Aim: Copy the material below, changing each "data-point" to "data-marker" and leaving everything else untouched.

***

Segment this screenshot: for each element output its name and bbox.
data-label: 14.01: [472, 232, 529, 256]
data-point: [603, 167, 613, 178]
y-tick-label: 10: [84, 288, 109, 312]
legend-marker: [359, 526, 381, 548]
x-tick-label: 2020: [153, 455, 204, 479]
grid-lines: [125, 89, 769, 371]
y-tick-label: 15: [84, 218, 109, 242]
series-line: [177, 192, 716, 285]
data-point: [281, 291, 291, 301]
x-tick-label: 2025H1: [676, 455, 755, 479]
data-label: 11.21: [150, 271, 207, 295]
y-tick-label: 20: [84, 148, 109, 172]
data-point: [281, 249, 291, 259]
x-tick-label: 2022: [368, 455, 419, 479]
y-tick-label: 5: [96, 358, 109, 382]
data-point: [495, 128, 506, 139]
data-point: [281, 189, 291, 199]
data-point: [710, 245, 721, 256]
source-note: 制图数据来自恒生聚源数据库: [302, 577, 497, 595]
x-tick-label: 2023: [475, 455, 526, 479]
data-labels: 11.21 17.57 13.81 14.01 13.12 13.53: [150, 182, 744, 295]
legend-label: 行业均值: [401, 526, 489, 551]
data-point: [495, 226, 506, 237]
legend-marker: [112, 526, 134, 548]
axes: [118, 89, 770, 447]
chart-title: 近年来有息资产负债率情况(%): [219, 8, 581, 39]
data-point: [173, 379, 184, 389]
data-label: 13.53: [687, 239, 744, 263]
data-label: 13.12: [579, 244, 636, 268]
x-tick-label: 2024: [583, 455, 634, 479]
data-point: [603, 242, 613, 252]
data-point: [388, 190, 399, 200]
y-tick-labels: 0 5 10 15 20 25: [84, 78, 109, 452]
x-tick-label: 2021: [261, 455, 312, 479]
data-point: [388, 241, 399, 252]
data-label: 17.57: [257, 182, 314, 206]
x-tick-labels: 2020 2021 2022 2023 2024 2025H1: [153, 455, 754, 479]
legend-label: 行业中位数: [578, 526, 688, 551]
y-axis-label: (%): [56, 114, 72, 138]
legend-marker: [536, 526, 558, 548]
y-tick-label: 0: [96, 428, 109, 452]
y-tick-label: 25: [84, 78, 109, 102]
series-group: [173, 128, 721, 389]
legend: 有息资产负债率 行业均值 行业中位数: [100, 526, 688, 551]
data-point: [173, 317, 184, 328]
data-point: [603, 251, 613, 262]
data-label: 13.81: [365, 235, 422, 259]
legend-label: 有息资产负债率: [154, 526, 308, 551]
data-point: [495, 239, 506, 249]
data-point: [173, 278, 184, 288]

***

Written solution:
Segment this screenshot: for each element output its name and bbox.
data-label: 14.01: [472, 232, 529, 256]
data-marker: [603, 167, 613, 178]
y-tick-label: 10: [84, 288, 109, 312]
legend-marker: [359, 526, 381, 548]
x-tick-label: 2020: [153, 455, 204, 479]
grid-lines: [125, 89, 769, 371]
y-tick-label: 15: [84, 218, 109, 242]
series-line: [177, 192, 716, 285]
data-marker: [281, 291, 291, 301]
x-tick-label: 2025H1: [676, 455, 755, 479]
data-label: 11.21: [150, 271, 207, 295]
y-tick-label: 20: [84, 148, 109, 172]
data-marker: [281, 249, 291, 259]
x-tick-label: 2022: [368, 455, 419, 479]
y-tick-label: 5: [96, 358, 109, 382]
data-marker: [495, 128, 506, 139]
data-marker: [281, 189, 291, 199]
data-marker: [710, 245, 721, 256]
source-note: 制图数据来自恒生聚源数据库: [302, 577, 497, 595]
x-tick-label: 2023: [475, 455, 526, 479]
data-labels: 11.21 17.57 13.81 14.01 13.12 13.53: [150, 182, 744, 295]
legend-label: 行业均值: [401, 526, 489, 551]
data-marker: [495, 226, 506, 237]
legend-marker: [112, 526, 134, 548]
axes: [118, 89, 770, 447]
chart-title: 近年来有息资产负债率情况(%): [219, 8, 581, 39]
data-marker: [173, 379, 184, 389]
data-label: 13.53: [687, 239, 744, 263]
data-label: 13.12: [579, 244, 636, 268]
x-tick-label: 2024: [583, 455, 634, 479]
data-marker: [603, 242, 613, 252]
data-marker: [388, 190, 399, 200]
y-tick-labels: 0 5 10 15 20 25: [84, 78, 109, 452]
x-tick-label: 2021: [261, 455, 312, 479]
data-marker: [388, 241, 399, 252]
data-label: 17.57: [257, 182, 314, 206]
x-tick-labels: 2020 2021 2022 2023 2024 2025H1: [153, 455, 754, 479]
legend-label: 行业中位数: [578, 526, 688, 551]
y-axis-label: (%): [56, 114, 72, 138]
legend-marker: [536, 526, 558, 548]
y-tick-label: 0: [96, 428, 109, 452]
y-tick-label: 25: [84, 78, 109, 102]
series-group: [173, 128, 721, 389]
legend: 有息资产负债率 行业均值 行业中位数: [100, 526, 688, 551]
data-marker: [173, 317, 184, 328]
data-marker: [603, 251, 613, 262]
data-label: 13.81: [365, 235, 422, 259]
legend-label: 有息资产负债率: [154, 526, 308, 551]
data-marker: [495, 239, 506, 249]
data-marker: [173, 278, 184, 288]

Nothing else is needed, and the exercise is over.